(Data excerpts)
## begin
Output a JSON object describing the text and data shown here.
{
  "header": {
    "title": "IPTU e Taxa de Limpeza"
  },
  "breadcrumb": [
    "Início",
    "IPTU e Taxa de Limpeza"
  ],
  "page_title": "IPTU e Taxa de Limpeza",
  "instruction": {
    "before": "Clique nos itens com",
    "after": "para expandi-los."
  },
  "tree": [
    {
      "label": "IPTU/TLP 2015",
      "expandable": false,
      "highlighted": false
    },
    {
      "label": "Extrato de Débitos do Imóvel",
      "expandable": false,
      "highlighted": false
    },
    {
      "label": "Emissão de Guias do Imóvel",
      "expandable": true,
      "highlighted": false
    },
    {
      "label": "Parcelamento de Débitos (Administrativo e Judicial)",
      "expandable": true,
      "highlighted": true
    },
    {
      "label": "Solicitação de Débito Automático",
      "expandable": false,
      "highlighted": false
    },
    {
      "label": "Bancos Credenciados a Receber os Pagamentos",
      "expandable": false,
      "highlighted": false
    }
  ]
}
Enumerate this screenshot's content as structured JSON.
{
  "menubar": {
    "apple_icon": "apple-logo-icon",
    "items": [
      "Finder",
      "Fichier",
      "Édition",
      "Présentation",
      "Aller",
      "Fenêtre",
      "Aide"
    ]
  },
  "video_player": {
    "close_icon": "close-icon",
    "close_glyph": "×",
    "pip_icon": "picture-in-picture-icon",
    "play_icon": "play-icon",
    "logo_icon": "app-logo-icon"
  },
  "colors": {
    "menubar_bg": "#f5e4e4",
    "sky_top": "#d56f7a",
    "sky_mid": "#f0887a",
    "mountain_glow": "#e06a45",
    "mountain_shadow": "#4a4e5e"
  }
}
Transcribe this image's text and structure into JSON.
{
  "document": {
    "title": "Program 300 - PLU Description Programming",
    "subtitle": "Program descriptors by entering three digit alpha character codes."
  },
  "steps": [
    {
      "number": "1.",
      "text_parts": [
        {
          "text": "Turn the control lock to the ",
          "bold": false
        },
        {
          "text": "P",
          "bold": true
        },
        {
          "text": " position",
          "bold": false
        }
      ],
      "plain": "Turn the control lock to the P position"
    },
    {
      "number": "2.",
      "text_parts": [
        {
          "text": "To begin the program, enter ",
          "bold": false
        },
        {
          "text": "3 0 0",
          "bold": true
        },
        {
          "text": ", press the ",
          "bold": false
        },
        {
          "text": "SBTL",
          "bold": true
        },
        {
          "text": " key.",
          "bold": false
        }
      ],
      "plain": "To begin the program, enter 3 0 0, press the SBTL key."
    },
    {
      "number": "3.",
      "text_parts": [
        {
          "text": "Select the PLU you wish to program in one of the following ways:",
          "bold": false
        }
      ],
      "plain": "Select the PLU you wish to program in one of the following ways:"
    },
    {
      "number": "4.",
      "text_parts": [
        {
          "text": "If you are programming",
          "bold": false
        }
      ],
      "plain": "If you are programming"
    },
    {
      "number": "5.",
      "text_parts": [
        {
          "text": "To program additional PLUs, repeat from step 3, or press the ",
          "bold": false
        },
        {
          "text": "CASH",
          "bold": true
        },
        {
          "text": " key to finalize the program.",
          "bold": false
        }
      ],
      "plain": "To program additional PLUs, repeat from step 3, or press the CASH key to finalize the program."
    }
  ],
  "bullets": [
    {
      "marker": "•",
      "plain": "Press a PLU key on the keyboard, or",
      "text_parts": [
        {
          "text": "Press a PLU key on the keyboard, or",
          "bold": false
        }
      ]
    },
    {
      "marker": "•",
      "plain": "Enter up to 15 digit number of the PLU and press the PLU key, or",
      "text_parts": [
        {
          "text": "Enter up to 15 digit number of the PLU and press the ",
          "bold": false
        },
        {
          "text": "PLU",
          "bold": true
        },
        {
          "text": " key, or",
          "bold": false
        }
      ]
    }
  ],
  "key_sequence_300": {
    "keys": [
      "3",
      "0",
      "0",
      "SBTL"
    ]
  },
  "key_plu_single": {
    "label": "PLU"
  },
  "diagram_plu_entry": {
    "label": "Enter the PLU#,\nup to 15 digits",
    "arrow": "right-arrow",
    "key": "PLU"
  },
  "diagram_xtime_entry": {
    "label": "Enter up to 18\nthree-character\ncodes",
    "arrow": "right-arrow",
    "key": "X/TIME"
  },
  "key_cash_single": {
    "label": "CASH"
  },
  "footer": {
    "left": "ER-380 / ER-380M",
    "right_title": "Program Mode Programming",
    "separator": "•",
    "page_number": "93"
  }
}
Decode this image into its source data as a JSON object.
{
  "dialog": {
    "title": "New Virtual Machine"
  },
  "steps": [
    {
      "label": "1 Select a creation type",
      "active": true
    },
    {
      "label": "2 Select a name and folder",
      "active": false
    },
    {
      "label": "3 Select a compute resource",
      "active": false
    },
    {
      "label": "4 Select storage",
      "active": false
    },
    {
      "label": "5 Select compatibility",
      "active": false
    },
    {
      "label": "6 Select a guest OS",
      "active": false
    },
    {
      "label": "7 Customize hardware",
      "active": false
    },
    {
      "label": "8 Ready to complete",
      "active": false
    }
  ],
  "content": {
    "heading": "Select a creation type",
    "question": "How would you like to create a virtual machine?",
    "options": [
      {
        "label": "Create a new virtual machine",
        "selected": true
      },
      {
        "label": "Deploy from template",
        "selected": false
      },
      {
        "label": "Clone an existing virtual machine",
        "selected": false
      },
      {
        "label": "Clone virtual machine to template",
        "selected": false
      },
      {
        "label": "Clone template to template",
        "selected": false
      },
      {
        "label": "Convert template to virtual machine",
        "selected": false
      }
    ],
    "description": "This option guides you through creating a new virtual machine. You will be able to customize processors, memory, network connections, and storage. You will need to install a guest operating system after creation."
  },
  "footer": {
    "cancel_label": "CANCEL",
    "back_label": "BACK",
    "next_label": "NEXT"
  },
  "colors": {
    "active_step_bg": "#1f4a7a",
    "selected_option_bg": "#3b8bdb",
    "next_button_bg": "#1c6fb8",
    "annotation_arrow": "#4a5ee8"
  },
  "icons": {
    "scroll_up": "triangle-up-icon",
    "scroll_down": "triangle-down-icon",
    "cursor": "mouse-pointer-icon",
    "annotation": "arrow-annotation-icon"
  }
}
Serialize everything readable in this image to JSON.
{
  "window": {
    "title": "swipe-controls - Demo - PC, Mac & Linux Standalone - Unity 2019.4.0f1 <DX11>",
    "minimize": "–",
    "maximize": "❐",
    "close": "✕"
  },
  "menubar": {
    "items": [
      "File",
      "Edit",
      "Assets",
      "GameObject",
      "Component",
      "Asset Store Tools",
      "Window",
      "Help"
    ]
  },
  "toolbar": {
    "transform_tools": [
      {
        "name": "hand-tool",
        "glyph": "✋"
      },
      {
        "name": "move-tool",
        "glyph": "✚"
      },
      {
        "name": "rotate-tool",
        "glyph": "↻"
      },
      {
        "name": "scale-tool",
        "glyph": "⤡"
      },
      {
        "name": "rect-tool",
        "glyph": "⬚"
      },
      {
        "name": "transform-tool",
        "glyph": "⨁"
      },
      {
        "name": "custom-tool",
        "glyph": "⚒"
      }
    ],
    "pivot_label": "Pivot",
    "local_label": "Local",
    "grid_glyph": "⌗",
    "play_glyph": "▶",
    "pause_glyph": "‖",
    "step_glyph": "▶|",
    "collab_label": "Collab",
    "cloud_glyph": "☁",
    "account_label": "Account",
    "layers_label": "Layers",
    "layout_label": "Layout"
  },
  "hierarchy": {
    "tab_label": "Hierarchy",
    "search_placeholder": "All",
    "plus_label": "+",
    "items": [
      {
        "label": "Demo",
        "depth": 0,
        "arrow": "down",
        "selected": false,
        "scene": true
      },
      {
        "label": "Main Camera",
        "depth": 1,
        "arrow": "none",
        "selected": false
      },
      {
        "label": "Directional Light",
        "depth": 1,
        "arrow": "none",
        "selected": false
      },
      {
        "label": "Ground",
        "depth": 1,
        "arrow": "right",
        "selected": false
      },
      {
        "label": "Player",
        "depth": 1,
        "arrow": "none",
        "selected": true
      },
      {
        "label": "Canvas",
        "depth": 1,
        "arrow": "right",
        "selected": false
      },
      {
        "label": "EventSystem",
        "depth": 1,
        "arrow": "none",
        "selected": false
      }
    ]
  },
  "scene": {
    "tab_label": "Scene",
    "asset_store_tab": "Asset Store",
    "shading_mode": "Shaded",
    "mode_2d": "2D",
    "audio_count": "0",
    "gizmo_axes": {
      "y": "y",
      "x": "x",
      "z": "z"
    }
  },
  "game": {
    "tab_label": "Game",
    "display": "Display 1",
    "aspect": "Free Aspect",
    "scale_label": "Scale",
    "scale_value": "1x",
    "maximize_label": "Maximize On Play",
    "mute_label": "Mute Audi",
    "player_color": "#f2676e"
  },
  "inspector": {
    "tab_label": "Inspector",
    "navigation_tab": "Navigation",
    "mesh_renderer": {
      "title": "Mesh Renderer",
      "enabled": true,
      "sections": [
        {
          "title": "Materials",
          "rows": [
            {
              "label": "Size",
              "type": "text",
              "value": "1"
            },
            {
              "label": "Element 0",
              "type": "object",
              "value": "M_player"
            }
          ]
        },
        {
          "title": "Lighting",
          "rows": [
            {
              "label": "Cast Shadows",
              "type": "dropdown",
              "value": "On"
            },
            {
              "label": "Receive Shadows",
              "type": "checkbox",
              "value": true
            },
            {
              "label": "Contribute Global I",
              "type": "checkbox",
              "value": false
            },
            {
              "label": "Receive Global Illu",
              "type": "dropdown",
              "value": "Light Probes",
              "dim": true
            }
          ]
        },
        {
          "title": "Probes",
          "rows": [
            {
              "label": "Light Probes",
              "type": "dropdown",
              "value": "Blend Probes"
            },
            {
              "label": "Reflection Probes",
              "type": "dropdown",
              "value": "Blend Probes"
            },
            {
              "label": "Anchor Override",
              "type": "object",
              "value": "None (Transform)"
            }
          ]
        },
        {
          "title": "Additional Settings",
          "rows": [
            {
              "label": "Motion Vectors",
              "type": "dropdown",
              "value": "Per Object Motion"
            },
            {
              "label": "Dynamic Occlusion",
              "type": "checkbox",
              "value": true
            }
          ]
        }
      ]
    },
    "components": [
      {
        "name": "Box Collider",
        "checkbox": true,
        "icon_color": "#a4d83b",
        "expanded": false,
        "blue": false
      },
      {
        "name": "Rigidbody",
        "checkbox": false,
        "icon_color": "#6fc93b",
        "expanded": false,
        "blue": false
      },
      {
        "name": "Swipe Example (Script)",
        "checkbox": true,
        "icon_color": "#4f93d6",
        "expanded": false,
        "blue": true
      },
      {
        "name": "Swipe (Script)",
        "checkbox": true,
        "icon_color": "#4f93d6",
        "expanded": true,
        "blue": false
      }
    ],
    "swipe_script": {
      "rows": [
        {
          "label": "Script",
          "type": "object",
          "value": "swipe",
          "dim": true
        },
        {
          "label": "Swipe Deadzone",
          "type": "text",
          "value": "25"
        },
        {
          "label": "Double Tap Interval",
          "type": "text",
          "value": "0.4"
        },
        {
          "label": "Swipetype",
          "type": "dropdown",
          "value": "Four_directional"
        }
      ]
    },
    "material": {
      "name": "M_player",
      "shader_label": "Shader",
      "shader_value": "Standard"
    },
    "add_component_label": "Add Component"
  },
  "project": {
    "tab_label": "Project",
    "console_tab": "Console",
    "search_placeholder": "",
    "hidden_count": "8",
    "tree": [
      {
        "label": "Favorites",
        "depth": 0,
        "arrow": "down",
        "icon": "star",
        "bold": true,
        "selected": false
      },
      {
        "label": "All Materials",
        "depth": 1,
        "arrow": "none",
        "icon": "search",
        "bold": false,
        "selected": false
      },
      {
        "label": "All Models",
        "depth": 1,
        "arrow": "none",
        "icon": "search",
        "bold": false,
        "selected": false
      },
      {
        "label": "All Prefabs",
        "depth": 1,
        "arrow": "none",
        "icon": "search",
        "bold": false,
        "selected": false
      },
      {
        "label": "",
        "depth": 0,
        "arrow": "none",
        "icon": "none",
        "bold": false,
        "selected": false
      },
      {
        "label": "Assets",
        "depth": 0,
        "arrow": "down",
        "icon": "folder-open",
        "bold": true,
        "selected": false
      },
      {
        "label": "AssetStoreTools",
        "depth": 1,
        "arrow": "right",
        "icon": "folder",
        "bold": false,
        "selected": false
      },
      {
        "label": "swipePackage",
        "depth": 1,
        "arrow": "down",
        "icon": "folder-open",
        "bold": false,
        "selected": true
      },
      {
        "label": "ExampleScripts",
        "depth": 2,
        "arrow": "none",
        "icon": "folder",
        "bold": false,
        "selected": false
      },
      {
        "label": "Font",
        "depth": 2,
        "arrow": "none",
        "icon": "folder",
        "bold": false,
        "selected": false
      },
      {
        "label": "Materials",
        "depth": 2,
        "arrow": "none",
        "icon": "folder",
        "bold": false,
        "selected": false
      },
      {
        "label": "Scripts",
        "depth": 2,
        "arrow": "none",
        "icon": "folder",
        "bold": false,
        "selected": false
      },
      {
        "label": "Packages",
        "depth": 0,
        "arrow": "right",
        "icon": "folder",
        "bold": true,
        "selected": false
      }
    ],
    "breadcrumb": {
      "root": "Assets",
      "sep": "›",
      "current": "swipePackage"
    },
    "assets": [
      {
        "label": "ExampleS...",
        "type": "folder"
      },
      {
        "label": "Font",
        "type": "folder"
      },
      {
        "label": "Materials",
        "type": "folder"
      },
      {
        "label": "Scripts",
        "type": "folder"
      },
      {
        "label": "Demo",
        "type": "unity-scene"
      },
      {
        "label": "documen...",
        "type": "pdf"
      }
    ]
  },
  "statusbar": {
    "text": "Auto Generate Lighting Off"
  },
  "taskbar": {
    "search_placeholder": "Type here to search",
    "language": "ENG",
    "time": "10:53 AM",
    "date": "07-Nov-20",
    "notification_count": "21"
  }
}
## end
- What is needed -
Which lines include "Lighting"? Copy each of them out.

- The reply -
          "title": "Lighting",
    "text": "Auto Generate Lighting Off"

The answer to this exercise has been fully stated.